» **Dataset items**
_ _ _ _ _
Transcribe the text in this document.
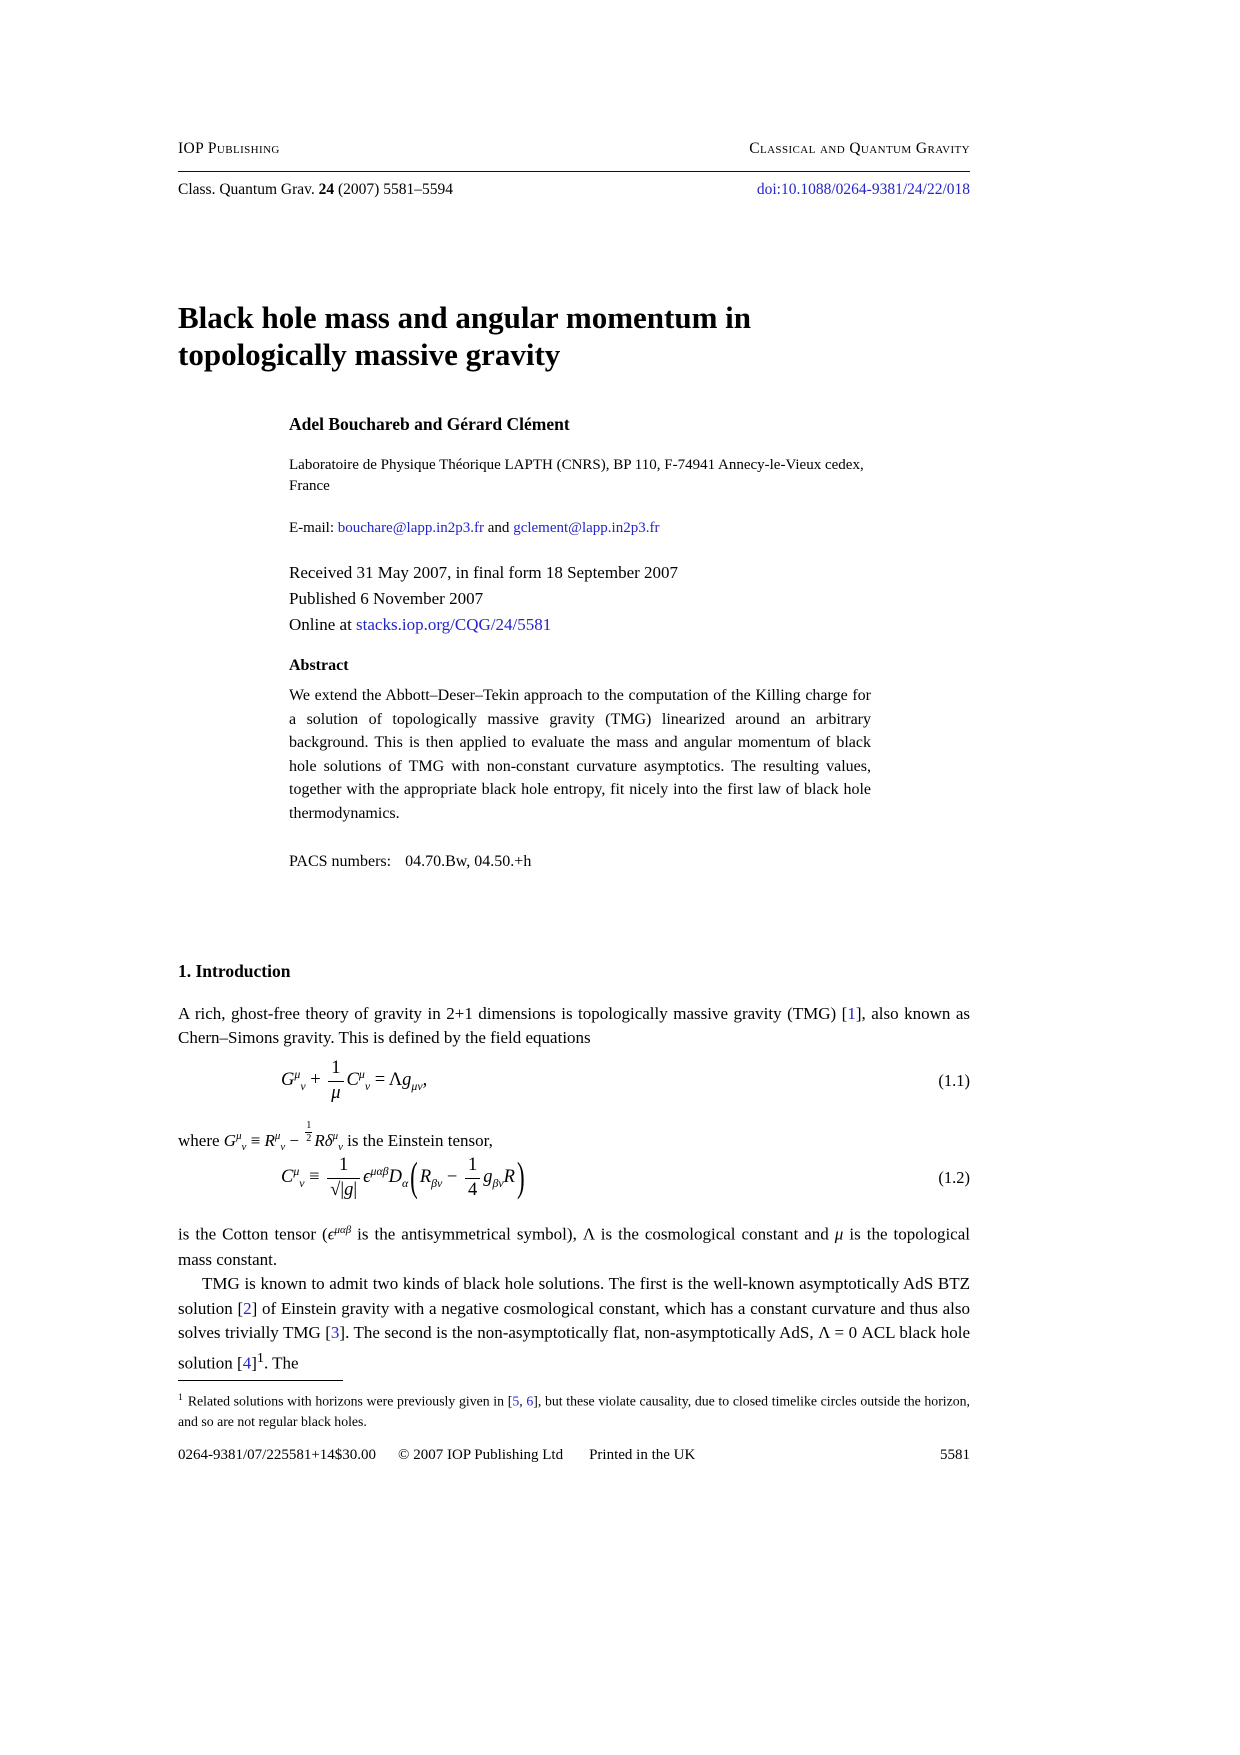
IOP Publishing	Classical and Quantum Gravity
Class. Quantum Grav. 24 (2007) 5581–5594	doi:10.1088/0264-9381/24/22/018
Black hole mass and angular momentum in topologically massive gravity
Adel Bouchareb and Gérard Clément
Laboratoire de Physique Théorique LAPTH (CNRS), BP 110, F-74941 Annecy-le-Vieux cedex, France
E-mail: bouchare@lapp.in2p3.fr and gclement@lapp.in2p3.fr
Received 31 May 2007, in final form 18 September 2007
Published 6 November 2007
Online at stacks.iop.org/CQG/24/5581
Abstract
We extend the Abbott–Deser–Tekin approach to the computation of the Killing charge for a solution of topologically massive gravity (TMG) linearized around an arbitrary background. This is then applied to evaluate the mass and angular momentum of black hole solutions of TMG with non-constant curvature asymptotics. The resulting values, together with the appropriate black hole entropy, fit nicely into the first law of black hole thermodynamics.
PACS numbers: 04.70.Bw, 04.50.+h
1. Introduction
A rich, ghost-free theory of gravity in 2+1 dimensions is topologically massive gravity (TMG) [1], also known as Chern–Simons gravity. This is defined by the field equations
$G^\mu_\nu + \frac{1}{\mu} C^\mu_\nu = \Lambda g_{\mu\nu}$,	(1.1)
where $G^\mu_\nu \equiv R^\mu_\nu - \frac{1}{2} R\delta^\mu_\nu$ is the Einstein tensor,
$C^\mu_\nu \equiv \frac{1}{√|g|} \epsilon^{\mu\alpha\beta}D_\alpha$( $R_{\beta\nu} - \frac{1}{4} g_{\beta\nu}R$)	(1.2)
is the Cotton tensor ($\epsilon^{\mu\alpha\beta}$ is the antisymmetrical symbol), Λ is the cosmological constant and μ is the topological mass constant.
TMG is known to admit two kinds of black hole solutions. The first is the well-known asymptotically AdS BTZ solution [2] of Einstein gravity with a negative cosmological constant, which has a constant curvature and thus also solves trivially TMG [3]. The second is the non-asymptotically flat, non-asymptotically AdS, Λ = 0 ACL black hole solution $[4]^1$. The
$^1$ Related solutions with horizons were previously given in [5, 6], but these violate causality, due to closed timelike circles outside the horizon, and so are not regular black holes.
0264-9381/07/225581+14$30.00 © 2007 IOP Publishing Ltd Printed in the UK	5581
_ _ _ _ _
» **The task**
Only a number is needed: how many lines of the material above contain "Einstein"?

» **Task answer**
2